(Dataset rows about figures)
————
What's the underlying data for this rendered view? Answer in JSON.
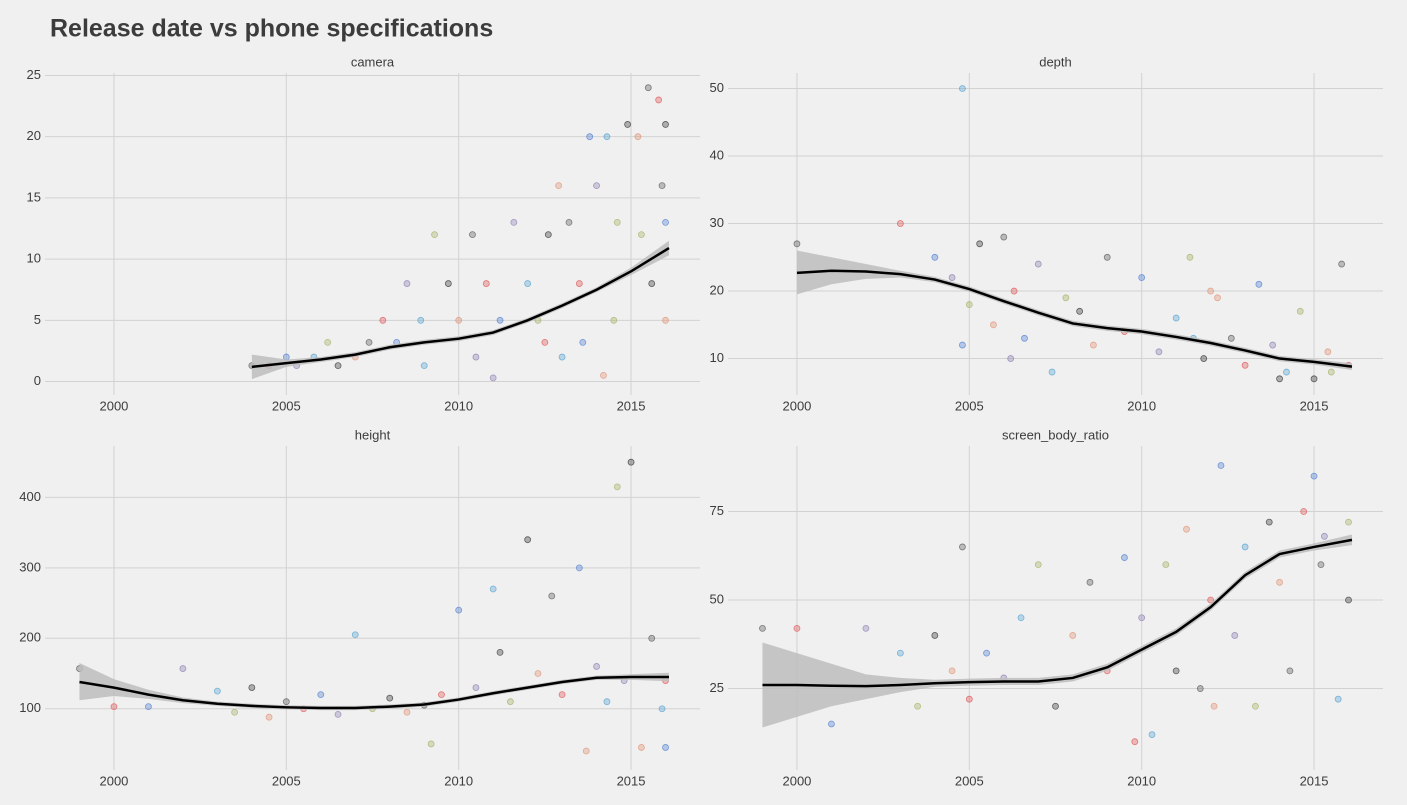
{
  "title": "Release date vs phone specifications",
  "chart_data": [
    {
      "type": "scatter",
      "title": "camera",
      "xlim": [
        1998,
        2017
      ],
      "ylim": [
        -1.1,
        25.2
      ],
      "xticks": [
        2000,
        2005,
        2010,
        2015
      ],
      "yticks": [
        0,
        5,
        10,
        15,
        20,
        25
      ],
      "grid": true,
      "point_colors": [
        "#555555",
        "#e05050",
        "#4a7bd0",
        "#8a7ab0",
        "#50a0d0",
        "#a0b060",
        "#303030",
        "#e09070"
      ],
      "x": [
        2004.0,
        2004.5,
        2005.0,
        2005.3,
        2005.8,
        2006.2,
        2006.5,
        2007.0,
        2007.4,
        2007.8,
        2008.2,
        2008.5,
        2008.9,
        2009.3,
        2009.7,
        2010.0,
        2010.4,
        2010.8,
        2011.2,
        2011.6,
        2012.0,
        2012.3,
        2012.6,
        2012.9,
        2013.2,
        2013.5,
        2013.8,
        2014.0,
        2014.3,
        2014.6,
        2014.9,
        2015.2,
        2015.5,
        2015.8,
        2016.0,
        2011.0,
        2013.0,
        2014.5,
        2015.6,
        2016.0,
        2015.9,
        2012.5,
        2013.6,
        2010.5,
        2009.0,
        2015.3,
        2016.0,
        2014.2
      ],
      "y": [
        1.3,
        1.3,
        2,
        1.3,
        2,
        3.2,
        1.3,
        2,
        3.2,
        5,
        3.2,
        8,
        5,
        12,
        8,
        5,
        12,
        8,
        5,
        13,
        8,
        5,
        12,
        16,
        13,
        8,
        20,
        16,
        20,
        13,
        21,
        20,
        24,
        23,
        13,
        0.3,
        2,
        5,
        8,
        5,
        16,
        3.2,
        3.2,
        2,
        1.3,
        12,
        21,
        0.5
      ],
      "smooth": {
        "color": "#000000",
        "band_color": "#bdbdbd",
        "x": [
          2004,
          2005,
          2006,
          2007,
          2008,
          2009,
          2010,
          2011,
          2012,
          2013,
          2014,
          2015,
          2016.1
        ],
        "y": [
          1.2,
          1.5,
          1.8,
          2.2,
          2.8,
          3.2,
          3.5,
          4.0,
          5.0,
          6.2,
          7.5,
          9.0,
          10.9
        ],
        "lower": [
          0.2,
          1.2,
          1.6,
          2.0,
          2.6,
          3.0,
          3.3,
          3.8,
          4.8,
          6.0,
          7.3,
          8.7,
          10.3
        ],
        "upper": [
          2.2,
          1.8,
          2.0,
          2.4,
          3.0,
          3.4,
          3.7,
          4.2,
          5.2,
          6.4,
          7.7,
          9.3,
          11.5
        ]
      }
    },
    {
      "type": "scatter",
      "title": "depth",
      "xlim": [
        1998,
        2017
      ],
      "ylim": [
        4.6,
        52.3
      ],
      "xticks": [
        2000,
        2005,
        2010,
        2015
      ],
      "yticks": [
        10,
        20,
        30,
        40,
        50
      ],
      "grid": true,
      "point_colors": [
        "#555555",
        "#e05050",
        "#4a7bd0",
        "#8a7ab0",
        "#50a0d0",
        "#a0b060",
        "#303030",
        "#e09070"
      ],
      "x": [
        2000,
        2003,
        2004,
        2004.5,
        2004.8,
        2005,
        2005.3,
        2005.7,
        2006,
        2006.3,
        2006.6,
        2007,
        2007.4,
        2007.8,
        2008.2,
        2008.6,
        2009,
        2009.5,
        2010,
        2010.5,
        2011,
        2011.4,
        2011.8,
        2012.2,
        2012.6,
        2013,
        2013.4,
        2013.8,
        2014.2,
        2014.6,
        2015,
        2015.4,
        2015.8,
        2016,
        2004.8,
        2006.2,
        2011.5,
        2015.5,
        2014,
        2012
      ],
      "y": [
        27,
        30,
        25,
        22,
        50,
        18,
        27,
        15,
        28,
        20,
        13,
        24,
        8,
        19,
        17,
        12,
        25,
        14,
        22,
        11,
        16,
        25,
        10,
        19,
        13,
        9,
        21,
        12,
        8,
        17,
        7,
        11,
        24,
        9,
        12,
        10,
        13,
        8,
        7,
        20
      ],
      "smooth": {
        "color": "#000000",
        "band_color": "#bdbdbd",
        "x": [
          2000,
          2001,
          2002,
          2003,
          2004,
          2005,
          2006,
          2007,
          2008,
          2009,
          2010,
          2011,
          2012,
          2013,
          2014,
          2015,
          2016.1
        ],
        "y": [
          22.7,
          23,
          22.9,
          22.5,
          21.7,
          20.3,
          18.5,
          16.8,
          15.2,
          14.5,
          14,
          13.2,
          12.3,
          11.2,
          10,
          9.5,
          8.8
        ],
        "lower": [
          19.5,
          21,
          21.8,
          22,
          21.3,
          19.9,
          18.1,
          16.4,
          14.8,
          14.1,
          13.6,
          12.8,
          11.9,
          10.8,
          9.6,
          9.1,
          8.3
        ],
        "upper": [
          26,
          25,
          24,
          23,
          22.1,
          20.7,
          18.9,
          17.2,
          15.6,
          14.9,
          14.4,
          13.6,
          12.7,
          11.6,
          10.4,
          9.9,
          9.3
        ]
      }
    },
    {
      "type": "scatter",
      "title": "height",
      "xlim": [
        1998,
        2017
      ],
      "ylim": [
        13,
        473
      ],
      "xticks": [
        2000,
        2005,
        2010,
        2015
      ],
      "yticks": [
        100,
        200,
        300,
        400
      ],
      "grid": true,
      "point_colors": [
        "#555555",
        "#e05050",
        "#4a7bd0",
        "#8a7ab0",
        "#50a0d0",
        "#a0b060",
        "#303030",
        "#e09070"
      ],
      "x": [
        1999,
        2000,
        2001,
        2002,
        2003,
        2003.5,
        2004,
        2004.5,
        2005,
        2005.5,
        2006,
        2006.5,
        2007,
        2007.5,
        2008,
        2008.5,
        2009,
        2009.5,
        2010,
        2010.5,
        2011,
        2011.5,
        2012,
        2012.3,
        2012.7,
        2013,
        2013.5,
        2014,
        2014.3,
        2014.6,
        2015,
        2015.3,
        2015.6,
        2016,
        2016,
        2014.8,
        2015.9,
        2009.2,
        2011.2,
        2013.7
      ],
      "y": [
        157,
        103,
        103,
        157,
        125,
        95,
        130,
        88,
        110,
        100,
        120,
        92,
        205,
        100,
        115,
        95,
        105,
        120,
        240,
        130,
        270,
        110,
        340,
        150,
        260,
        120,
        300,
        160,
        110,
        415,
        450,
        45,
        200,
        140,
        45,
        140,
        100,
        50,
        180,
        40
      ],
      "smooth": {
        "color": "#000000",
        "band_color": "#bdbdbd",
        "x": [
          1999,
          2000,
          2001,
          2002,
          2003,
          2004,
          2005,
          2006,
          2007,
          2008,
          2009,
          2010,
          2011,
          2012,
          2013,
          2014,
          2015,
          2016.1
        ],
        "y": [
          138,
          130,
          120,
          112,
          107,
          104,
          102,
          101,
          101,
          103,
          106,
          113,
          122,
          130,
          138,
          144,
          145,
          145
        ],
        "lower": [
          112,
          118,
          114,
          108,
          104,
          101,
          99,
          98,
          98,
          100,
          103,
          110,
          119,
          127,
          135,
          141,
          141,
          139
        ],
        "upper": [
          165,
          142,
          127,
          116,
          110,
          107,
          105,
          104,
          104,
          106,
          109,
          116,
          125,
          133,
          141,
          147,
          149,
          151
        ]
      }
    },
    {
      "type": "scatter",
      "title": "screen_body_ratio",
      "xlim": [
        1998,
        2017
      ],
      "ylim": [
        2,
        93.5
      ],
      "xticks": [
        2000,
        2005,
        2010,
        2015
      ],
      "yticks": [
        25,
        50,
        75
      ],
      "grid": true,
      "point_colors": [
        "#555555",
        "#e05050",
        "#4a7bd0",
        "#8a7ab0",
        "#50a0d0",
        "#a0b060",
        "#303030",
        "#e09070"
      ],
      "x": [
        1999,
        2000,
        2001,
        2002,
        2003,
        2003.5,
        2004,
        2004.5,
        2004.8,
        2005,
        2005.5,
        2006,
        2006.5,
        2007,
        2007.5,
        2008,
        2008.5,
        2009,
        2009.5,
        2010,
        2010.3,
        2010.7,
        2011,
        2011.3,
        2011.7,
        2012,
        2012.3,
        2012.7,
        2013,
        2013.3,
        2013.7,
        2014,
        2014.3,
        2014.7,
        2015,
        2015.3,
        2015.7,
        2016,
        2016,
        2012.1,
        2015.2,
        2009.8
      ],
      "y": [
        42,
        42,
        15,
        42,
        35,
        20,
        40,
        30,
        65,
        22,
        35,
        28,
        45,
        60,
        20,
        40,
        55,
        30,
        62,
        45,
        12,
        60,
        30,
        70,
        25,
        50,
        88,
        40,
        65,
        20,
        72,
        55,
        30,
        75,
        85,
        68,
        22,
        72,
        50,
        20,
        60,
        10
      ],
      "smooth": {
        "color": "#000000",
        "band_color": "#bdbdbd",
        "x": [
          1999,
          2000,
          2001,
          2002,
          2003,
          2004,
          2005,
          2006,
          2007,
          2008,
          2009,
          2010,
          2011,
          2012,
          2013,
          2014,
          2015,
          2016.1
        ],
        "y": [
          26,
          26,
          25.8,
          25.7,
          26,
          26.5,
          26.8,
          27,
          27,
          28,
          31,
          36,
          41,
          48,
          57,
          63,
          65,
          67
        ],
        "lower": [
          14,
          17,
          20,
          22,
          24,
          25.5,
          25.8,
          26,
          26,
          27,
          30,
          35,
          40,
          47,
          56,
          62,
          64,
          65.5
        ],
        "upper": [
          38,
          35,
          32,
          29,
          28,
          27.5,
          27.8,
          28,
          28,
          29,
          32,
          37,
          42,
          49,
          58,
          64,
          66,
          68.5
        ]
      }
    }
  ]
}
————
Given request:
Identify the lines above with the word "title". Copy them.

Answer:
  "title": "Release date vs phone specifications",
      "title": "camera",
      "title": "depth",
      "title": "height",
      "title": "screen_body_ratio",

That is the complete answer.